-- Exercise prompt --
Give a verbatim quotation of every record.

start

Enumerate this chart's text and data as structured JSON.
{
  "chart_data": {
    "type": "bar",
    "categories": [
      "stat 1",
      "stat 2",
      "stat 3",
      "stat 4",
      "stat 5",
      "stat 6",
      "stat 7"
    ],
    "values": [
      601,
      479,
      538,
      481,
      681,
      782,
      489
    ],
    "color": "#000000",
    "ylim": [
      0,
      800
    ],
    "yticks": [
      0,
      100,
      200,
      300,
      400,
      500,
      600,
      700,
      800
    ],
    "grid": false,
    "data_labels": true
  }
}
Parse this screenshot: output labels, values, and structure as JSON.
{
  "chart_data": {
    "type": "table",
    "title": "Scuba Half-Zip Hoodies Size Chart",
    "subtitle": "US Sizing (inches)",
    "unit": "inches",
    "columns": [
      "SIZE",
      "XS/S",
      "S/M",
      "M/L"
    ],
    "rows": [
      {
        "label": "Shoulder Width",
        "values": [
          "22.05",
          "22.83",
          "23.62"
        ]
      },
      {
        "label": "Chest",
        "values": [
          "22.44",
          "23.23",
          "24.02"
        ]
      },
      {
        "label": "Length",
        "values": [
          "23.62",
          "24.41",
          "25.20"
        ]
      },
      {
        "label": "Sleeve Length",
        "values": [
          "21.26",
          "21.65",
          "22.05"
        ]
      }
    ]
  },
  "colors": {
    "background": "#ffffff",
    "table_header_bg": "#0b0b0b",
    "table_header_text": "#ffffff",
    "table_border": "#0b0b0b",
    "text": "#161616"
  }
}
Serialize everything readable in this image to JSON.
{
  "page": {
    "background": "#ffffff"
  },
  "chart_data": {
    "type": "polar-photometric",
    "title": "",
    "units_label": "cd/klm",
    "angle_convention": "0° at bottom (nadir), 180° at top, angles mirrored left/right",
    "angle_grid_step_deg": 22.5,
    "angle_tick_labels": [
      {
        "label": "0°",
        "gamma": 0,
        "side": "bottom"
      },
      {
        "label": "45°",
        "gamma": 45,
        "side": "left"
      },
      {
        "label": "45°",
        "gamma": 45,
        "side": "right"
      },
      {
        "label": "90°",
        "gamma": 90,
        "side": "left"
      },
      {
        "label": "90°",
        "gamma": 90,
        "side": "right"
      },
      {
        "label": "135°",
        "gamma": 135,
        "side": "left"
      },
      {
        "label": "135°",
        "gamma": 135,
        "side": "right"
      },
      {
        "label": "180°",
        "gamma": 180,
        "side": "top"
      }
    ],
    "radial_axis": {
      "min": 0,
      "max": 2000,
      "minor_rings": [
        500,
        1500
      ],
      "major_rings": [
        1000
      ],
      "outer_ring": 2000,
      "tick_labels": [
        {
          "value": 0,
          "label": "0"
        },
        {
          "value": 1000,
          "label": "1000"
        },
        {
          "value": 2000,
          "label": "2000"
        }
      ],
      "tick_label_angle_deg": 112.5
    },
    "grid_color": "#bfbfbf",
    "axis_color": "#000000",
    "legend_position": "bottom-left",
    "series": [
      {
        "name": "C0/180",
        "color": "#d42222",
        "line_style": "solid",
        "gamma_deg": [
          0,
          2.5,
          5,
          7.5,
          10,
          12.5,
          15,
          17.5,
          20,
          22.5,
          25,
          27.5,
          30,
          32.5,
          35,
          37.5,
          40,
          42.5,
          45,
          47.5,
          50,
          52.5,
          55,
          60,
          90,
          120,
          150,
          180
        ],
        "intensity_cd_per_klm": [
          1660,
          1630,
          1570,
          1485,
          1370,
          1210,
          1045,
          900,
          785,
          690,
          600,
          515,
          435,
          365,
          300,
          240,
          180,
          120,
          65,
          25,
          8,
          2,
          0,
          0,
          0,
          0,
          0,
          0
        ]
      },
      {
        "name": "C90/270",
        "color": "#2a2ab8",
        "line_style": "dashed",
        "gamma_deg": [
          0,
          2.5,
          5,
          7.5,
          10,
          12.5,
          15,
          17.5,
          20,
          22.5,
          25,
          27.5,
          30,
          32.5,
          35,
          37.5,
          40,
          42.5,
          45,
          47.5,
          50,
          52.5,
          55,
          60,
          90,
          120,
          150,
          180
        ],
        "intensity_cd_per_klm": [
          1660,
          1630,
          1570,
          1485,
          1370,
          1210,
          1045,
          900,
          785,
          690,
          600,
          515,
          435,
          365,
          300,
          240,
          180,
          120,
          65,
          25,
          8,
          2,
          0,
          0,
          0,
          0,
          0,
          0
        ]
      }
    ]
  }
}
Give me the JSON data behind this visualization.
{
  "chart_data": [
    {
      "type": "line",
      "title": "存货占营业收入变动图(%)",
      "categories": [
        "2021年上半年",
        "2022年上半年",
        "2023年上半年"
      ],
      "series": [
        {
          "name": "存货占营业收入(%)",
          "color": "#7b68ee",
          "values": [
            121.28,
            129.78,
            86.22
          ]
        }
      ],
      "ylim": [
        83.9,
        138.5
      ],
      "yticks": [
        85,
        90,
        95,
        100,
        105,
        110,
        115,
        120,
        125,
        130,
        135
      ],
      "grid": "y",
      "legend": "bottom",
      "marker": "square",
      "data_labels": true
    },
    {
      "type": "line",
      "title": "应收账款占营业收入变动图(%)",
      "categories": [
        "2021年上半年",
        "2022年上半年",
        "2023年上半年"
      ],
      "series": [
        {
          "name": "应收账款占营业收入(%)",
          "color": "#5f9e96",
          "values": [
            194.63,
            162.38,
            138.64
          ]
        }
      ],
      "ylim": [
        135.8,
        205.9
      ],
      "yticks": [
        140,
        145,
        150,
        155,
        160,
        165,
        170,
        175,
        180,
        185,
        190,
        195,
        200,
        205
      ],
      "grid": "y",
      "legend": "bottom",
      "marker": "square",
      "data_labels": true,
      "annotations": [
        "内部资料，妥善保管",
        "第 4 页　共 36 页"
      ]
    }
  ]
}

end

-- Solution to the problem --
Enumerate this chart's text and data as structured JSON.
{
  "chart_data": {
    "type": "bar",
    "categories": [
      "stat 1",
      "stat 2",
      "stat 3",
      "stat 4",
      "stat 5",
      "stat 6",
      "stat 7"
    ],
    "values": [
      601,
      479,
      538,
      481,
      681,
      782,
      489
    ],
    "color": "#000000",
    "ylim": [
      0,
      800
    ],
    "yticks": [
      0,
      100,
      200,
      300,
      400,
      500,
      600,
      700,
      800
    ],
    "grid": false,
    "data_labels": true
  }
}
Parse this screenshot: output labels, values, and structure as JSON.
{
  "chart_data": {
    "type": "table",
    "title": "Scuba Half-Zip Hoodies Size Chart",
    "subtitle": "US Sizing (inches)",
    "unit": "inches",
    "columns": [
      "SIZE",
      "XS/S",
      "S/M",
      "M/L"
    ],
    "rows": [
      {
        "label": "Shoulder Width",
        "values": [
          "22.05",
          "22.83",
          "23.62"
        ]
      },
      {
        "label": "Chest",
        "values": [
          "22.44",
          "23.23",
          "24.02"
        ]
      },
      {
        "label": "Length",
        "values": [
          "23.62",
          "24.41",
          "25.20"
        ]
      },
      {
        "label": "Sleeve Length",
        "values": [
          "21.26",
          "21.65",
          "22.05"
        ]
      }
    ]
  },
  "colors": {
    "background": "#ffffff",
    "table_header_bg": "#0b0b0b",
    "table_header_text": "#ffffff",
    "table_border": "#0b0b0b",
    "text": "#161616"
  }
}
Serialize everything readable in this image to JSON.
{
  "page": {
    "background": "#ffffff"
  },
  "chart_data": {
    "type": "polar-photometric",
    "title": "",
    "units_label": "cd/klm",
    "angle_convention": "0° at bottom (nadir), 180° at top, angles mirrored left/right",
    "angle_grid_step_deg": 22.5,
    "angle_tick_labels": [
      {
        "label": "0°",
        "gamma": 0,
        "side": "bottom"
      },
      {
        "label": "45°",
        "gamma": 45,
        "side": "left"
      },
      {
        "label": "45°",
        "gamma": 45,
        "side": "right"
      },
      {
        "label": "90°",
        "gamma": 90,
        "side": "left"
      },
      {
        "label": "90°",
        "gamma": 90,
        "side": "right"
      },
      {
        "label": "135°",
        "gamma": 135,
        "side": "left"
      },
      {
        "label": "135°",
        "gamma": 135,
        "side": "right"
      },
      {
        "label": "180°",
        "gamma": 180,
        "side": "top"
      }
    ],
    "radial_axis": {
      "min": 0,
      "max": 2000,
      "minor_rings": [
        500,
        1500
      ],
      "major_rings": [
        1000
      ],
      "outer_ring": 2000,
      "tick_labels": [
        {
          "value": 0,
          "label": "0"
        },
        {
          "value": 1000,
          "label": "1000"
        },
        {
          "value": 2000,
          "label": "2000"
        }
      ],
      "tick_label_angle_deg": 112.5
    },
    "grid_color": "#bfbfbf",
    "axis_color": "#000000",
    "legend_position": "bottom-left",
    "series": [
      {
        "name": "C0/180",
        "color": "#d42222",
        "line_style": "solid",
        "gamma_deg": [
          0,
          2.5,
          5,
          7.5,
          10,
          12.5,
          15,
          17.5,
          20,
          22.5,
          25,
          27.5,
          30,
          32.5,
          35,
          37.5,
          40,
          42.5,
          45,
          47.5,
          50,
          52.5,
          55,
          60,
          90,
          120,
          150,
          180
        ],
        "intensity_cd_per_klm": [
          1660,
          1630,
          1570,
          1485,
          1370,
          1210,
          1045,
          900,
          785,
          690,
          600,
          515,
          435,
          365,
          300,
          240,
          180,
          120,
          65,
          25,
          8,
          2,
          0,
          0,
          0,
          0,
          0,
          0
        ]
      },
      {
        "name": "C90/270",
        "color": "#2a2ab8",
        "line_style": "dashed",
        "gamma_deg": [
          0,
          2.5,
          5,
          7.5,
          10,
          12.5,
          15,
          17.5,
          20,
          22.5,
          25,
          27.5,
          30,
          32.5,
          35,
          37.5,
          40,
          42.5,
          45,
          47.5,
          50,
          52.5,
          55,
          60,
          90,
          120,
          150,
          180
        ],
        "intensity_cd_per_klm": [
          1660,
          1630,
          1570,
          1485,
          1370,
          1210,
          1045,
          900,
          785,
          690,
          600,
          515,
          435,
          365,
          300,
          240,
          180,
          120,
          65,
          25,
          8,
          2,
          0,
          0,
          0,
          0,
          0,
          0
        ]
      }
    ]
  }
}
Give me the JSON data behind this visualization.
{
  "chart_data": [
    {
      "type": "line",
      "title": "存货占营业收入变动图(%)",
      "categories": [
        "2021年上半年",
        "2022年上半年",
        "2023年上半年"
      ],
      "series": [
        {
          "name": "存货占营业收入(%)",
          "color": "#7b68ee",
          "values": [
            121.28,
            129.78,
            86.22
          ]
        }
      ],
      "ylim": [
        83.9,
        138.5
      ],
      "yticks": [
        85,
        90,
        95,
        100,
        105,
        110,
        115,
        120,
        125,
        130,
        135
      ],
      "grid": "y",
      "legend": "bottom",
      "marker": "square",
      "data_labels": true
    },
    {
      "type": "line",
      "title": "应收账款占营业收入变动图(%)",
      "categories": [
        "2021年上半年",
        "2022年上半年",
        "2023年上半年"
      ],
      "series": [
        {
          "name": "应收账款占营业收入(%)",
          "color": "#5f9e96",
          "values": [
            194.63,
            162.38,
            138.64
          ]
        }
      ],
      "ylim": [
        135.8,
        205.9
      ],
      "yticks": [
        140,
        145,
        150,
        155,
        160,
        165,
        170,
        175,
        180,
        185,
        190,
        195,
        200,
        205
      ],
      "grid": "y",
      "legend": "bottom",
      "marker": "square",
      "data_labels": true,
      "annotations": [
        "内部资料，妥善保管",
        "第 4 页　共 36 页"
      ]
    }
  ]
}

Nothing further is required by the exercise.